▸ **What you have to do**
Extract every line that contains the string "υψηλής".

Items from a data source
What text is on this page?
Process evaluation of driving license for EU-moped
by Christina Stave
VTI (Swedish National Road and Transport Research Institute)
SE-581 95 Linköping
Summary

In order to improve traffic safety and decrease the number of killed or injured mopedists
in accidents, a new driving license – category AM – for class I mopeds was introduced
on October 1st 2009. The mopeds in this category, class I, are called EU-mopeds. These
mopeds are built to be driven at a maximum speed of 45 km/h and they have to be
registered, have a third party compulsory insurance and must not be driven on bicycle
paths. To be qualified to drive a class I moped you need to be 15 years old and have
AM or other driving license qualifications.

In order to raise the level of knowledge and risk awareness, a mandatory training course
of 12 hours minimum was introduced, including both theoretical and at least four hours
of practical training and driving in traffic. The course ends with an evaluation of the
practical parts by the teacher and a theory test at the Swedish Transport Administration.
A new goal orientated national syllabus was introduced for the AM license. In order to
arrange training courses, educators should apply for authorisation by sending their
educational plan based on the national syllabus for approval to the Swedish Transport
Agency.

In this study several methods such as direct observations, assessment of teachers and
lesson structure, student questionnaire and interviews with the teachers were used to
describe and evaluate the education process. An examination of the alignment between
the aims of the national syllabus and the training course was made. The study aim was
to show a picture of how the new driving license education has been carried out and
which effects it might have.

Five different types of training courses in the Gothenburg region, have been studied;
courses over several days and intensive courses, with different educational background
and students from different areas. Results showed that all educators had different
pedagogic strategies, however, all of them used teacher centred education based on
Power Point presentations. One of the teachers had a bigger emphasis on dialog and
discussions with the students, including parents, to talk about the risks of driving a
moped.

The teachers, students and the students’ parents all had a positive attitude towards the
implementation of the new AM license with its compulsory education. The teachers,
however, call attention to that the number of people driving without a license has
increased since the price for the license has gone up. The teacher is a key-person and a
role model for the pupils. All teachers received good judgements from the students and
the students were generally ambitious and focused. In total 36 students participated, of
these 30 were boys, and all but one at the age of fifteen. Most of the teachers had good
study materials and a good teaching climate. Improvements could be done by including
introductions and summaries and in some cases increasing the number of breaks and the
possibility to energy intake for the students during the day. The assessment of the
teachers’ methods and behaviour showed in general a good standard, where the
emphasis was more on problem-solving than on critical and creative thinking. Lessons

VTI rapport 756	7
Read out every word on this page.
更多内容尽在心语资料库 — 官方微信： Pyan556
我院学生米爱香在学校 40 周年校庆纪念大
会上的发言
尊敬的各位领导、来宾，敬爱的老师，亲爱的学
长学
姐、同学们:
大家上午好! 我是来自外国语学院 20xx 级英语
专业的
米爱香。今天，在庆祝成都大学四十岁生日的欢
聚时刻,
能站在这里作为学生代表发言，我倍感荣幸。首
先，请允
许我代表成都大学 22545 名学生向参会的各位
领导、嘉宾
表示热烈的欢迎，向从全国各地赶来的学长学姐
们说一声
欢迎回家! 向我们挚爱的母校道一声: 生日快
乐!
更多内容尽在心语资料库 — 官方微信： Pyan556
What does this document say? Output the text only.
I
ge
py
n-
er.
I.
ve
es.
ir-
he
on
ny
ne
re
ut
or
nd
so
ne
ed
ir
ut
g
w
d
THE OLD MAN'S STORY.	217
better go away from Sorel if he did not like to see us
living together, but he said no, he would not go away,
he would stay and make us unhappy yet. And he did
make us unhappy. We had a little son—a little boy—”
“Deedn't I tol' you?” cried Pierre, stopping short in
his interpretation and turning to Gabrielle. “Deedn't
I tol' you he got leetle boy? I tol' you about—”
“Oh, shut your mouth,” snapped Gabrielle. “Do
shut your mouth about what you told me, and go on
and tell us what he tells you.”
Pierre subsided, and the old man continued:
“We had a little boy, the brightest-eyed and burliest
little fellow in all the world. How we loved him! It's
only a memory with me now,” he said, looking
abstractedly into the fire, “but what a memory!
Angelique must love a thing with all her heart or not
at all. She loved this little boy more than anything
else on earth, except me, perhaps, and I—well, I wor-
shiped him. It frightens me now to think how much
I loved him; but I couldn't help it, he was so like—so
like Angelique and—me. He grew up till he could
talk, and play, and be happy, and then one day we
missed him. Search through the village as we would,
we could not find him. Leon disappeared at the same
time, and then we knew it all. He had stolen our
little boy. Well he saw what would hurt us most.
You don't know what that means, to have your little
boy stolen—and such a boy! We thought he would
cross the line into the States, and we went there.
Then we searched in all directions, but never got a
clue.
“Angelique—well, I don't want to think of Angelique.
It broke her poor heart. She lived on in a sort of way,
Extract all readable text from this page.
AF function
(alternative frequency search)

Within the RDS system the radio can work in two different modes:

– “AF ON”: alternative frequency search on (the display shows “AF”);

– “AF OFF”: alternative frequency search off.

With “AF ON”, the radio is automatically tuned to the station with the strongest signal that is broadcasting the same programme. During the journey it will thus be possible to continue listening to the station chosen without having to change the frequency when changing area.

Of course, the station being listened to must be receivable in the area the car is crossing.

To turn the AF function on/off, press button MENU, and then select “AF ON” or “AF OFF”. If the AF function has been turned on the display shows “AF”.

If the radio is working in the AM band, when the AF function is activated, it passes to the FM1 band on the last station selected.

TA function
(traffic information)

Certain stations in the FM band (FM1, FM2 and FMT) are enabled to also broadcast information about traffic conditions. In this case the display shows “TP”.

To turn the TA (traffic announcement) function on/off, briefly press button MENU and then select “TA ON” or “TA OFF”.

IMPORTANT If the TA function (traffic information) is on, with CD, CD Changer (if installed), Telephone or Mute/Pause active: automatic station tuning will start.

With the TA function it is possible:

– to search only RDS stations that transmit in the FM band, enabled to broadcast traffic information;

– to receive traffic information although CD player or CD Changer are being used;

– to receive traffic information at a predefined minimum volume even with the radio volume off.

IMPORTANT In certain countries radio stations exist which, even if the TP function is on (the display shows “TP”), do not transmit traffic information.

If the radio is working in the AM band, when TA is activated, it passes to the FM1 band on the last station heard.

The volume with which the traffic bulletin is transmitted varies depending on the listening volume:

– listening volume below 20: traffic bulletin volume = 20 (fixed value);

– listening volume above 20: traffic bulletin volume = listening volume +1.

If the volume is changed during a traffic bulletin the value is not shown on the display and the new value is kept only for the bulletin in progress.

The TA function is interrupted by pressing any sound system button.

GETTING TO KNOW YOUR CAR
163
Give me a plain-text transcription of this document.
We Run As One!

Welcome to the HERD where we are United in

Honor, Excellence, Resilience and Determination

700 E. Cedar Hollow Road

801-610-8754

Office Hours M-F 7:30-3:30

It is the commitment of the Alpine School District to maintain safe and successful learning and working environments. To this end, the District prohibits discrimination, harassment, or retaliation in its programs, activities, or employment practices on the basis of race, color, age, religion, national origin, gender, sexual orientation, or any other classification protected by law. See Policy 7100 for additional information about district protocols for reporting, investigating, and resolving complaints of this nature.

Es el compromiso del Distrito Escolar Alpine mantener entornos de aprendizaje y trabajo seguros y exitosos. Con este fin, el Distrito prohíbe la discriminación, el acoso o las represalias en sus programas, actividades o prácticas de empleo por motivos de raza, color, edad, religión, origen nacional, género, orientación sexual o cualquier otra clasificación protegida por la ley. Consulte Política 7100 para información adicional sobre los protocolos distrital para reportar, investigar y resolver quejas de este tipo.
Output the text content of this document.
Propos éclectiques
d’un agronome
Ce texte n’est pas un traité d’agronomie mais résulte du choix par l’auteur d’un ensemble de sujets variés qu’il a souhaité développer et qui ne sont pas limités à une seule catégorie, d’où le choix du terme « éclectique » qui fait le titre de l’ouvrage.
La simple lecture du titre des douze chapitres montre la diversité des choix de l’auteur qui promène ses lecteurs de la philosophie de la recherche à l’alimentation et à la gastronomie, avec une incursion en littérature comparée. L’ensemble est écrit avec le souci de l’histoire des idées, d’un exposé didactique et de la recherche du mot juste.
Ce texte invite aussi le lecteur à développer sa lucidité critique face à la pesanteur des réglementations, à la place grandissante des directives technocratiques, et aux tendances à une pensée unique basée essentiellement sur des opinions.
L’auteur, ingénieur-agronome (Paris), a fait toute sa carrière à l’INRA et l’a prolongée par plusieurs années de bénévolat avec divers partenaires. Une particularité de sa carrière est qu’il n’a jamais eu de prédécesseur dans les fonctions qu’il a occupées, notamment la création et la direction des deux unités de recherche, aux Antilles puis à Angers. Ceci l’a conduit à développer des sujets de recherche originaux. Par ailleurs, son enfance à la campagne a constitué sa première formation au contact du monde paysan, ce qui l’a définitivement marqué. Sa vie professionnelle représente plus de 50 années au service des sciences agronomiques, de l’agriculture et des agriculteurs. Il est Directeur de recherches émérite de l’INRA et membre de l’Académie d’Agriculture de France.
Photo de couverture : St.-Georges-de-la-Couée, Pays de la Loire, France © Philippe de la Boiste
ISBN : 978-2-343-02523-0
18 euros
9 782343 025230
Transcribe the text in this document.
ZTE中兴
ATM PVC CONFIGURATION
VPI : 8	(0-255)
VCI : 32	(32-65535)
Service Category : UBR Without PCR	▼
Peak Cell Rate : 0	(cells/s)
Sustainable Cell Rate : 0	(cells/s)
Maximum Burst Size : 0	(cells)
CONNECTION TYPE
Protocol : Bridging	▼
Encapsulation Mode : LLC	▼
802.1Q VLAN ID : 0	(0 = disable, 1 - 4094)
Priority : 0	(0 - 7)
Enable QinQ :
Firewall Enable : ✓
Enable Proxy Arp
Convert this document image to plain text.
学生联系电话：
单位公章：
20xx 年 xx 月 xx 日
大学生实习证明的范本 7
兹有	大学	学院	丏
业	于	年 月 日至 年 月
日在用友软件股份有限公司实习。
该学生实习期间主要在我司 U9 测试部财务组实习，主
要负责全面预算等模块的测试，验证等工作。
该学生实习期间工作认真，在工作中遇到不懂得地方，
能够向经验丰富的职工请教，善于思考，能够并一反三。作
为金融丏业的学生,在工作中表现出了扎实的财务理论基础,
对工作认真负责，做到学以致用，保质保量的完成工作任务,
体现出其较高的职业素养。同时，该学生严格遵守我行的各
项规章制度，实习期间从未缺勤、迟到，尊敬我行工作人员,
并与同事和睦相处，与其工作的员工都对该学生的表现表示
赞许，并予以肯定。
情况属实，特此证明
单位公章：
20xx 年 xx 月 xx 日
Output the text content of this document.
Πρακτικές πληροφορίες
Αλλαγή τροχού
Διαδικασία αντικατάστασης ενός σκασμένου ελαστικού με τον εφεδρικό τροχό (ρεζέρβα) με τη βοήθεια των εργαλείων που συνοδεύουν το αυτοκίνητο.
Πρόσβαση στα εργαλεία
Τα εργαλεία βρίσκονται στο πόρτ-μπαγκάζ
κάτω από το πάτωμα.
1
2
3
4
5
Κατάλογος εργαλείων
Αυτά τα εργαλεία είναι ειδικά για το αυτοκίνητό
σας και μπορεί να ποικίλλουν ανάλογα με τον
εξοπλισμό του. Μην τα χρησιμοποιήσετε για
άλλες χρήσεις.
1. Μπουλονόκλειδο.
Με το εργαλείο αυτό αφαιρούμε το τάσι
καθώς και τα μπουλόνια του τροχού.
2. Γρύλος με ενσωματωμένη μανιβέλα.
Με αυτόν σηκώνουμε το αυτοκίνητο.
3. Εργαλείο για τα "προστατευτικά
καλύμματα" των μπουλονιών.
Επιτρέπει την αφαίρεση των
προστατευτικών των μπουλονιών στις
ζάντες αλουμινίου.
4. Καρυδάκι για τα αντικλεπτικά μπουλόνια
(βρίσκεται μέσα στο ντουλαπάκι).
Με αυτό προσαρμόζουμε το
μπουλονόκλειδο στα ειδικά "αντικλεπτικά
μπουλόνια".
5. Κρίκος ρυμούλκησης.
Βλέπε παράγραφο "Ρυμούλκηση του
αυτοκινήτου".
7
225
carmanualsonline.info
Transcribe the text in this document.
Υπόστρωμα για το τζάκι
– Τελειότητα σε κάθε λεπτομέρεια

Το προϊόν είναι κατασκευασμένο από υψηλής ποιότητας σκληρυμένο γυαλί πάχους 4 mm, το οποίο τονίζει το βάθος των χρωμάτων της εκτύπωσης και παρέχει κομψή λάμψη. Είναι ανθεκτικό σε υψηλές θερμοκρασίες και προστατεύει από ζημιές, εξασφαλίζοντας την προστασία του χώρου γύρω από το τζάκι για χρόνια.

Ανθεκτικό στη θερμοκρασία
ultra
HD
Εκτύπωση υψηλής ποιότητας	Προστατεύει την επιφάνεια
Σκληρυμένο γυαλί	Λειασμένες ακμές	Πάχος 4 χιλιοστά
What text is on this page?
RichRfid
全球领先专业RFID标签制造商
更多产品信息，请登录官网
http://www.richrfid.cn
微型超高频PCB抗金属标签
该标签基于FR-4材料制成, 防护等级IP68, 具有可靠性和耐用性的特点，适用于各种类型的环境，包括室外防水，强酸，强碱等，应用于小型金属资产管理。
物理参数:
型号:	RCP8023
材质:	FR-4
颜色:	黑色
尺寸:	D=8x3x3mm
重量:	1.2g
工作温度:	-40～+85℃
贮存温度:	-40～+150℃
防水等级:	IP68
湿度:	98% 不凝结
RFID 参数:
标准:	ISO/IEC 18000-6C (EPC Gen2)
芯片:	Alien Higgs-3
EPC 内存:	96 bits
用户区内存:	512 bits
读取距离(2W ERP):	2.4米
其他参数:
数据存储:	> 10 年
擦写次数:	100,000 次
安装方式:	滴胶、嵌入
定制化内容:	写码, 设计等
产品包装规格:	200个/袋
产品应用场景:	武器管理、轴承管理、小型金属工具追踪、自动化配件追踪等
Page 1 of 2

▸ **Expected answer**
Το προϊόν είναι κατασκευασμένο από υψηλής ποιότητας σκληρυμένο γυαλί πάχους 4 mm, το οποίο τονίζει το βάθος των χρωμάτων της εκτύπωσης και παρέχει κομψή λάμψη. Είναι ανθεκτικό σε υψηλές θερμοκρασίες και προστατεύει από ζημιές, εξασφαλίζοντας την προστασία του χώρου γύρω από το τζάκι για χρόνια.
Εκτύπωση υψηλής ποιότητας	Προστατεύει την επιφάνεια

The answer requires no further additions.